● SHORT EXERCISE
Identify all lines in the listing that include the word "between", and copy them out.

═════ DATA FOR THIS EXERCISE ═════

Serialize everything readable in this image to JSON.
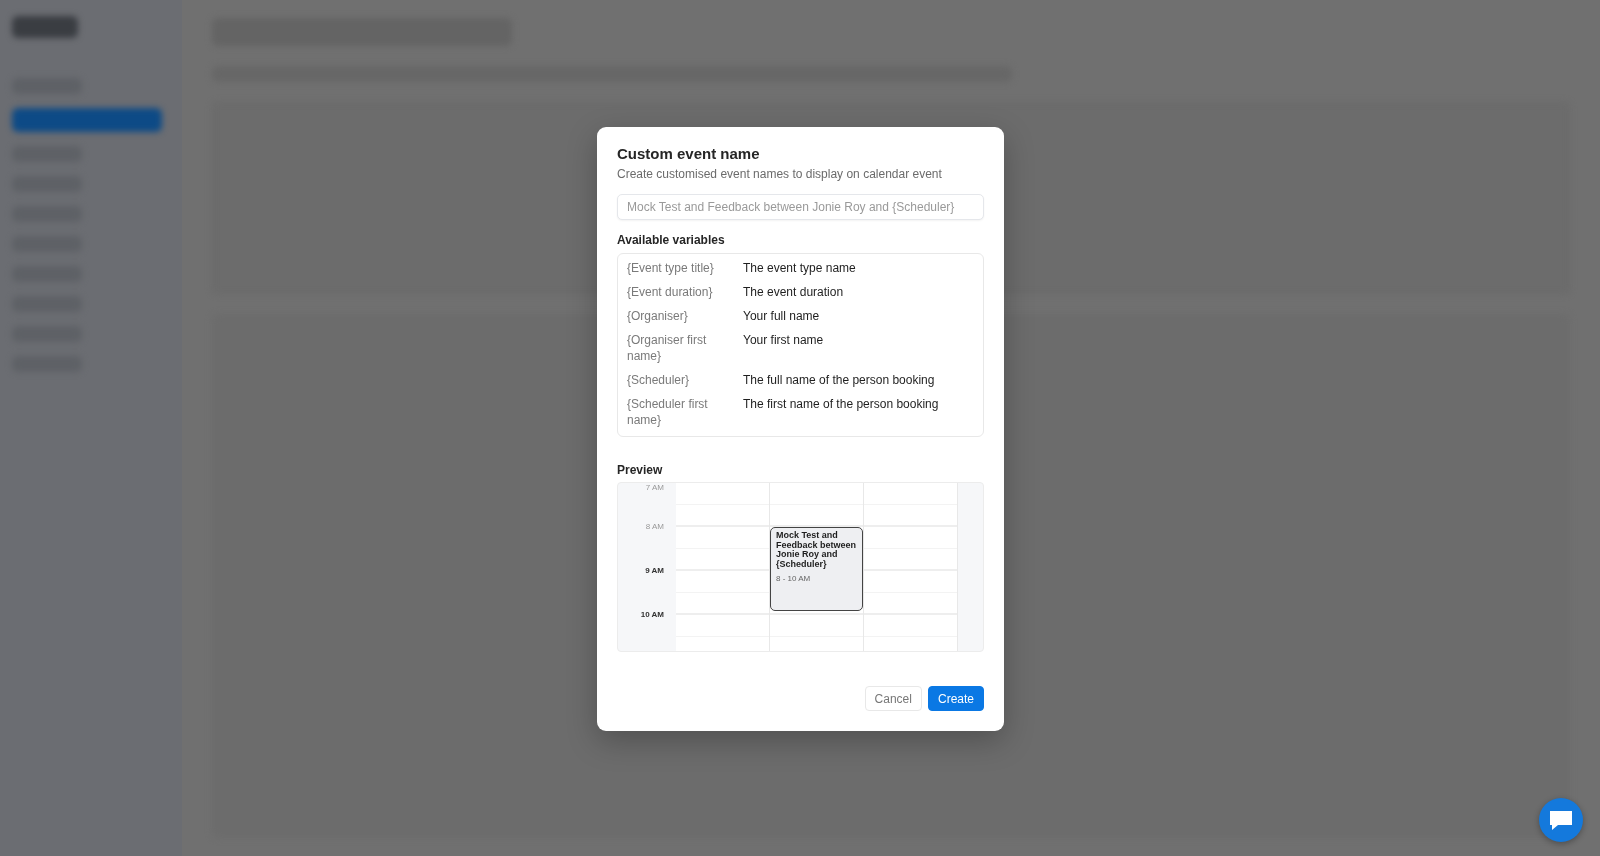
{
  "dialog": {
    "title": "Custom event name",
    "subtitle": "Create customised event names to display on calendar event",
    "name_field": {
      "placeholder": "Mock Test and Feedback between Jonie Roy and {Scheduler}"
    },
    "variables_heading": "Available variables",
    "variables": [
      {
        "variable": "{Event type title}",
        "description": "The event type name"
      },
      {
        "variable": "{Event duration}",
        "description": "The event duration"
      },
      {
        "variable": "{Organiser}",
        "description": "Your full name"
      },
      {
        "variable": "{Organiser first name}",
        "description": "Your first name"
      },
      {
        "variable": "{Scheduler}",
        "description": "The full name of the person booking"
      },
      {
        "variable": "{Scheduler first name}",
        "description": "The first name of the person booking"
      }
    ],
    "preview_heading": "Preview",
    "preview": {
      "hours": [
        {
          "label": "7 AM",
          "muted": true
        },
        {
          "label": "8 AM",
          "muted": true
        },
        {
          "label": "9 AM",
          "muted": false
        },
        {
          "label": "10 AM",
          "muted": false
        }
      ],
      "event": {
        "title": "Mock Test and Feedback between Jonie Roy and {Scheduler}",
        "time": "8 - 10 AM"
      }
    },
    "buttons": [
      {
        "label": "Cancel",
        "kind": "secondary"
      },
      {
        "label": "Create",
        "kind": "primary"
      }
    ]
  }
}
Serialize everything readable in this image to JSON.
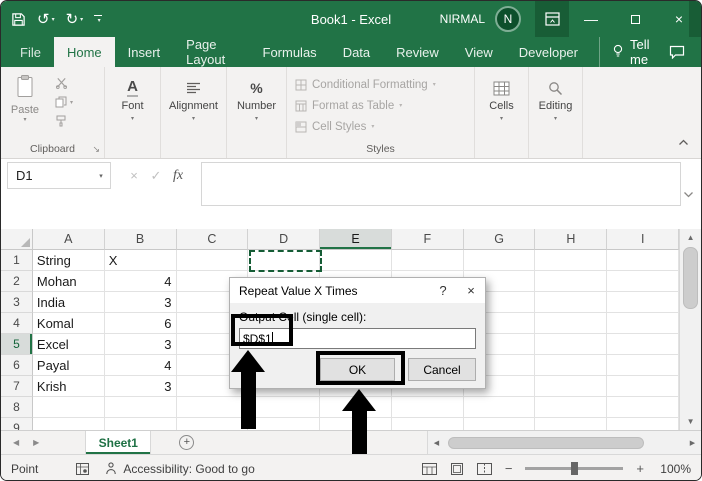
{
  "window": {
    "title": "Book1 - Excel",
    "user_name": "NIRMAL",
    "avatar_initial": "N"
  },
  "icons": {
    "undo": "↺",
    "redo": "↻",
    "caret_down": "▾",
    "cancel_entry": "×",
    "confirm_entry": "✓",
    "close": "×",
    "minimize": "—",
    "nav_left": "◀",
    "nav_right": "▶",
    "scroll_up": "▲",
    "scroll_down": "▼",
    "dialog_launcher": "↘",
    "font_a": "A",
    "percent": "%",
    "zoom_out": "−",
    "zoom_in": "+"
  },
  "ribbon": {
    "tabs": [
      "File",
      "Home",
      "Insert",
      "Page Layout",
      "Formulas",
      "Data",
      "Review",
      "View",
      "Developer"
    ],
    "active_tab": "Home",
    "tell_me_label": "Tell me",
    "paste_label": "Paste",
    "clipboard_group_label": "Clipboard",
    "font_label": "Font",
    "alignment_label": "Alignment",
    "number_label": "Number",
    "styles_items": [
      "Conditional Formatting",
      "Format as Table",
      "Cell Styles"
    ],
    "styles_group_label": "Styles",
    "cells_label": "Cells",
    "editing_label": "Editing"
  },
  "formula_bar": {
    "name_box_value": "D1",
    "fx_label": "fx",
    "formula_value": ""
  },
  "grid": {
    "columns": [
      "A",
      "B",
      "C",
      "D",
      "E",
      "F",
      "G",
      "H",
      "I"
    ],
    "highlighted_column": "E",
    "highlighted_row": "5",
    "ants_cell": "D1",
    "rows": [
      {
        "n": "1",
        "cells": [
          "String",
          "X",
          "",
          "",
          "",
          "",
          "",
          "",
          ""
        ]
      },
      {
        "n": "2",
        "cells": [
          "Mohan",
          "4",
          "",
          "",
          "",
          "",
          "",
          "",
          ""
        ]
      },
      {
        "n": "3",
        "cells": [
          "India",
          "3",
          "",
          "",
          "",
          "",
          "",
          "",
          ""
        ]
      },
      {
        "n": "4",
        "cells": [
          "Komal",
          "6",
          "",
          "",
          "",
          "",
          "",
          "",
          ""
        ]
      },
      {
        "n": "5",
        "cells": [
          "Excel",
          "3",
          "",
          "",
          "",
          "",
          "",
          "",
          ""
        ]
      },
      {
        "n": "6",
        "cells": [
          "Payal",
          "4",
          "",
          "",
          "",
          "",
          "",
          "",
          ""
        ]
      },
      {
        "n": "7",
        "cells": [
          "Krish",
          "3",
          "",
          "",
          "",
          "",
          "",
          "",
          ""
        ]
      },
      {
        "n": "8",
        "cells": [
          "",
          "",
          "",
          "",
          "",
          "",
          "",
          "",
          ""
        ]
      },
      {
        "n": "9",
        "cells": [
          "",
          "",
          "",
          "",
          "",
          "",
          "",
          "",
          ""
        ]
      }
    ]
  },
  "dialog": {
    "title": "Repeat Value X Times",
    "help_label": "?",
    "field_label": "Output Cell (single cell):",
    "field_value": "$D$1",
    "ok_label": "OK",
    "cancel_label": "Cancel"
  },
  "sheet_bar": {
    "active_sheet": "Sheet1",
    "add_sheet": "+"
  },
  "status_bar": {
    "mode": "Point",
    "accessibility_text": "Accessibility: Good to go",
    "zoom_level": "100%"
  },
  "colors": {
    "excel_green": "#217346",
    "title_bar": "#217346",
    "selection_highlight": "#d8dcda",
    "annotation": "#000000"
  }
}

═════

● THE OUTPUT
      "placeholder": "Mock Test and Feedback between Jonie Roy and {Scheduler}"
        "title": "Mock Test and Feedback between Jonie Roy and {Scheduler}",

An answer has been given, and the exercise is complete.